__WORK TO DO__:
Write out each record again exactly as it stands.

Data entries
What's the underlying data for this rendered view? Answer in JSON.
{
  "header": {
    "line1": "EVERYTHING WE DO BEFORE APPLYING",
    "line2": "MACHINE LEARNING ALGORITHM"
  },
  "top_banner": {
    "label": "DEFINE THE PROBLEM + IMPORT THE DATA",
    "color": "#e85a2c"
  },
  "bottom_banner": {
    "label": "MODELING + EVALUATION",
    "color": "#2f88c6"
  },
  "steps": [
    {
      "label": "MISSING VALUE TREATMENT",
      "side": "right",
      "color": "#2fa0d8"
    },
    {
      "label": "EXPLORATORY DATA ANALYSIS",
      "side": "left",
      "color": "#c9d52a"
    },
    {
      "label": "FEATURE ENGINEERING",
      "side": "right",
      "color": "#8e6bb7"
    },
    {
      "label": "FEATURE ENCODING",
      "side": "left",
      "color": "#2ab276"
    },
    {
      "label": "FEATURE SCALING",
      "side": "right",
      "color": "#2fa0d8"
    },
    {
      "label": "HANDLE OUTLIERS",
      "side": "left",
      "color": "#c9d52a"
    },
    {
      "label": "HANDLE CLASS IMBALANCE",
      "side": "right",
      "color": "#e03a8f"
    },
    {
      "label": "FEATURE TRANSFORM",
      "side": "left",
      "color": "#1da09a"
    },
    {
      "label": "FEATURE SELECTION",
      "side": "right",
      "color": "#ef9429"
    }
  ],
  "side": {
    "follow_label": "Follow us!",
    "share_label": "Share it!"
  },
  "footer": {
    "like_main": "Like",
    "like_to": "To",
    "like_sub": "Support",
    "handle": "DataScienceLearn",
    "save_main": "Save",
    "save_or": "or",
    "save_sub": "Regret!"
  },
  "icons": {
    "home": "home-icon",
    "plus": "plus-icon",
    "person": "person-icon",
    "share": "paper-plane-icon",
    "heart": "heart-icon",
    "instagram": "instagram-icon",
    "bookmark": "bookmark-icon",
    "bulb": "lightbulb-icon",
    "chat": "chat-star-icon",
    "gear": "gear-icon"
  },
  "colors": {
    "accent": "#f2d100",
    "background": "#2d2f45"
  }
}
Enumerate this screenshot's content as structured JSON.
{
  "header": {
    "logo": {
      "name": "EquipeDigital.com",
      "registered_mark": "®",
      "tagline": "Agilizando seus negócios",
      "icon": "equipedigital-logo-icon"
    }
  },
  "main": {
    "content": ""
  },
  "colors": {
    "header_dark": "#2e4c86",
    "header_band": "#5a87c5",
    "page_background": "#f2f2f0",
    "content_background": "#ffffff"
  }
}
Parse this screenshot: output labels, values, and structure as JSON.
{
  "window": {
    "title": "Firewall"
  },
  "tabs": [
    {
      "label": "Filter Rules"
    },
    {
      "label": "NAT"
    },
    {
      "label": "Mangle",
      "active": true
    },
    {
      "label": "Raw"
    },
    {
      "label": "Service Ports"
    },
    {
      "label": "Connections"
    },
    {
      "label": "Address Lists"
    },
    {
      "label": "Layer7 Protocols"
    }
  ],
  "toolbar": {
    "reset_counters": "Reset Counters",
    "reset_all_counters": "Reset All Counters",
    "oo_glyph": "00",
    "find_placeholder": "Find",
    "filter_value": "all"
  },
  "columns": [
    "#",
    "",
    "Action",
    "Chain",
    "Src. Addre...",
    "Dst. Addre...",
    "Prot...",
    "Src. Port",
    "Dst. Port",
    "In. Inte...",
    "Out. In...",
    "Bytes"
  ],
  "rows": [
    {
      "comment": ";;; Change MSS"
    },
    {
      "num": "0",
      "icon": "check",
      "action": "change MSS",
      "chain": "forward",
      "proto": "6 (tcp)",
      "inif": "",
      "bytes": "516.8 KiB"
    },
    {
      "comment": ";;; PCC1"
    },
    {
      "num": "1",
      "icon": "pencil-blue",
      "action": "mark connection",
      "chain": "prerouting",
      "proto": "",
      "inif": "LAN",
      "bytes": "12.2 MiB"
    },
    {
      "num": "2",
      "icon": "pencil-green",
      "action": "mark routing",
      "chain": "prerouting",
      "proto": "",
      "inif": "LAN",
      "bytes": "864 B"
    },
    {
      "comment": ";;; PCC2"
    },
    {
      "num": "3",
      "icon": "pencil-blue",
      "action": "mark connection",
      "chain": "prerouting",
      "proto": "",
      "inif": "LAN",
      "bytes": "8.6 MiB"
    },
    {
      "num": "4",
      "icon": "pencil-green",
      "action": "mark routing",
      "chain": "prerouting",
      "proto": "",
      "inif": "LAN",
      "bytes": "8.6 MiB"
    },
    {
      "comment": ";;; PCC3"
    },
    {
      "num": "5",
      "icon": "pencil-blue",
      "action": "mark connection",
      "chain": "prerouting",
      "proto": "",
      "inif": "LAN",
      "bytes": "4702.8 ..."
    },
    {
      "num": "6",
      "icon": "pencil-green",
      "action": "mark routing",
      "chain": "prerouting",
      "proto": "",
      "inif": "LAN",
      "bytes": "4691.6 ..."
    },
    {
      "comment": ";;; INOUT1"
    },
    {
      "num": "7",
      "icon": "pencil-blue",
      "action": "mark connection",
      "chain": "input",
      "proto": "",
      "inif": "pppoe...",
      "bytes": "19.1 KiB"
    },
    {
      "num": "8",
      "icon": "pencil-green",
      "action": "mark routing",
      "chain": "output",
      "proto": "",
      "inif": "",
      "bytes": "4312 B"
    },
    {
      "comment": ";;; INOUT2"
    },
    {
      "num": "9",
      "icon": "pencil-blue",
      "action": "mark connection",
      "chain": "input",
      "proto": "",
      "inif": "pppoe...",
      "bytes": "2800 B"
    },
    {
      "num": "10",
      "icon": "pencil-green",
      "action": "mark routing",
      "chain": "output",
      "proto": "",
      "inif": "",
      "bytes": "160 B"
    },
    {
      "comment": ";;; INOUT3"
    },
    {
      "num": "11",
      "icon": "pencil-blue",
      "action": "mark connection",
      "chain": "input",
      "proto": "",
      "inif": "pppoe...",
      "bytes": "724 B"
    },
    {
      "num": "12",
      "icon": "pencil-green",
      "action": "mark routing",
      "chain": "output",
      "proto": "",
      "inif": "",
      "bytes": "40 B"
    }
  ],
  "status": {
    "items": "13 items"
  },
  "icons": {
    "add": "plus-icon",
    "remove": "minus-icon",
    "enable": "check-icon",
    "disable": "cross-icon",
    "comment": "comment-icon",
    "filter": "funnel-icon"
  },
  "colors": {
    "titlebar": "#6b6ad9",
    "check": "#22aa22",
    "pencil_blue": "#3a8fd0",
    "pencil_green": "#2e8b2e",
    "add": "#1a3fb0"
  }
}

__EXERCISE SOLUTION__:
What's the underlying data for this rendered view? Answer in JSON.
{
  "header": {
    "line1": "EVERYTHING WE DO BEFORE APPLYING",
    "line2": "MACHINE LEARNING ALGORITHM"
  },
  "top_banner": {
    "label": "DEFINE THE PROBLEM + IMPORT THE DATA",
    "color": "#e85a2c"
  },
  "bottom_banner": {
    "label": "MODELING + EVALUATION",
    "color": "#2f88c6"
  },
  "steps": [
    {
      "label": "MISSING VALUE TREATMENT",
      "side": "right",
      "color": "#2fa0d8"
    },
    {
      "label": "EXPLORATORY DATA ANALYSIS",
      "side": "left",
      "color": "#c9d52a"
    },
    {
      "label": "FEATURE ENGINEERING",
      "side": "right",
      "color": "#8e6bb7"
    },
    {
      "label": "FEATURE ENCODING",
      "side": "left",
      "color": "#2ab276"
    },
    {
      "label": "FEATURE SCALING",
      "side": "right",
      "color": "#2fa0d8"
    },
    {
      "label": "HANDLE OUTLIERS",
      "side": "left",
      "color": "#c9d52a"
    },
    {
      "label": "HANDLE CLASS IMBALANCE",
      "side": "right",
      "color": "#e03a8f"
    },
    {
      "label": "FEATURE TRANSFORM",
      "side": "left",
      "color": "#1da09a"
    },
    {
      "label": "FEATURE SELECTION",
      "side": "right",
      "color": "#ef9429"
    }
  ],
  "side": {
    "follow_label": "Follow us!",
    "share_label": "Share it!"
  },
  "footer": {
    "like_main": "Like",
    "like_to": "To",
    "like_sub": "Support",
    "handle": "DataScienceLearn",
    "save_main": "Save",
    "save_or": "or",
    "save_sub": "Regret!"
  },
  "icons": {
    "home": "home-icon",
    "plus": "plus-icon",
    "person": "person-icon",
    "share": "paper-plane-icon",
    "heart": "heart-icon",
    "instagram": "instagram-icon",
    "bookmark": "bookmark-icon",
    "bulb": "lightbulb-icon",
    "chat": "chat-star-icon",
    "gear": "gear-icon"
  },
  "colors": {
    "accent": "#f2d100",
    "background": "#2d2f45"
  }
}
Enumerate this screenshot's content as structured JSON.
{
  "header": {
    "logo": {
      "name": "EquipeDigital.com",
      "registered_mark": "®",
      "tagline": "Agilizando seus negócios",
      "icon": "equipedigital-logo-icon"
    }
  },
  "main": {
    "content": ""
  },
  "colors": {
    "header_dark": "#2e4c86",
    "header_band": "#5a87c5",
    "page_background": "#f2f2f0",
    "content_background": "#ffffff"
  }
}
Parse this screenshot: output labels, values, and structure as JSON.
{
  "window": {
    "title": "Firewall"
  },
  "tabs": [
    {
      "label": "Filter Rules"
    },
    {
      "label": "NAT"
    },
    {
      "label": "Mangle",
      "active": true
    },
    {
      "label": "Raw"
    },
    {
      "label": "Service Ports"
    },
    {
      "label": "Connections"
    },
    {
      "label": "Address Lists"
    },
    {
      "label": "Layer7 Protocols"
    }
  ],
  "toolbar": {
    "reset_counters": "Reset Counters",
    "reset_all_counters": "Reset All Counters",
    "oo_glyph": "00",
    "find_placeholder": "Find",
    "filter_value": "all"
  },
  "columns": [
    "#",
    "",
    "Action",
    "Chain",
    "Src. Addre...",
    "Dst. Addre...",
    "Prot...",
    "Src. Port",
    "Dst. Port",
    "In. Inte...",
    "Out. In...",
    "Bytes"
  ],
  "rows": [
    {
      "comment": ";;; Change MSS"
    },
    {
      "num": "0",
      "icon": "check",
      "action": "change MSS",
      "chain": "forward",
      "proto": "6 (tcp)",
      "inif": "",
      "bytes": "516.8 KiB"
    },
    {
      "comment": ";;; PCC1"
    },
    {
      "num": "1",
      "icon": "pencil-blue",
      "action": "mark connection",
      "chain": "prerouting",
      "proto": "",
      "inif": "LAN",
      "bytes": "12.2 MiB"
    },
    {
      "num": "2",
      "icon": "pencil-green",
      "action": "mark routing",
      "chain": "prerouting",
      "proto": "",
      "inif": "LAN",
      "bytes": "864 B"
    },
    {
      "comment": ";;; PCC2"
    },
    {
      "num": "3",
      "icon": "pencil-blue",
      "action": "mark connection",
      "chain": "prerouting",
      "proto": "",
      "inif": "LAN",
      "bytes": "8.6 MiB"
    },
    {
      "num": "4",
      "icon": "pencil-green",
      "action": "mark routing",
      "chain": "prerouting",
      "proto": "",
      "inif": "LAN",
      "bytes": "8.6 MiB"
    },
    {
      "comment": ";;; PCC3"
    },
    {
      "num": "5",
      "icon": "pencil-blue",
      "action": "mark connection",
      "chain": "prerouting",
      "proto": "",
      "inif": "LAN",
      "bytes": "4702.8 ..."
    },
    {
      "num": "6",
      "icon": "pencil-green",
      "action": "mark routing",
      "chain": "prerouting",
      "proto": "",
      "inif": "LAN",
      "bytes": "4691.6 ..."
    },
    {
      "comment": ";;; INOUT1"
    },
    {
      "num": "7",
      "icon": "pencil-blue",
      "action": "mark connection",
      "chain": "input",
      "proto": "",
      "inif": "pppoe...",
      "bytes": "19.1 KiB"
    },
    {
      "num": "8",
      "icon": "pencil-green",
      "action": "mark routing",
      "chain": "output",
      "proto": "",
      "inif": "",
      "bytes": "4312 B"
    },
    {
      "comment": ";;; INOUT2"
    },
    {
      "num": "9",
      "icon": "pencil-blue",
      "action": "mark connection",
      "chain": "input",
      "proto": "",
      "inif": "pppoe...",
      "bytes": "2800 B"
    },
    {
      "num": "10",
      "icon": "pencil-green",
      "action": "mark routing",
      "chain": "output",
      "proto": "",
      "inif": "",
      "bytes": "160 B"
    },
    {
      "comment": ";;; INOUT3"
    },
    {
      "num": "11",
      "icon": "pencil-blue",
      "action": "mark connection",
      "chain": "input",
      "proto": "",
      "inif": "pppoe...",
      "bytes": "724 B"
    },
    {
      "num": "12",
      "icon": "pencil-green",
      "action": "mark routing",
      "chain": "output",
      "proto": "",
      "inif": "",
      "bytes": "40 B"
    }
  ],
  "status": {
    "items": "13 items"
  },
  "icons": {
    "add": "plus-icon",
    "remove": "minus-icon",
    "enable": "check-icon",
    "disable": "cross-icon",
    "comment": "comment-icon",
    "filter": "funnel-icon"
  },
  "colors": {
    "titlebar": "#6b6ad9",
    "check": "#22aa22",
    "pencil_blue": "#3a8fd0",
    "pencil_green": "#2e8b2e",
    "add": "#1a3fb0"
  }
}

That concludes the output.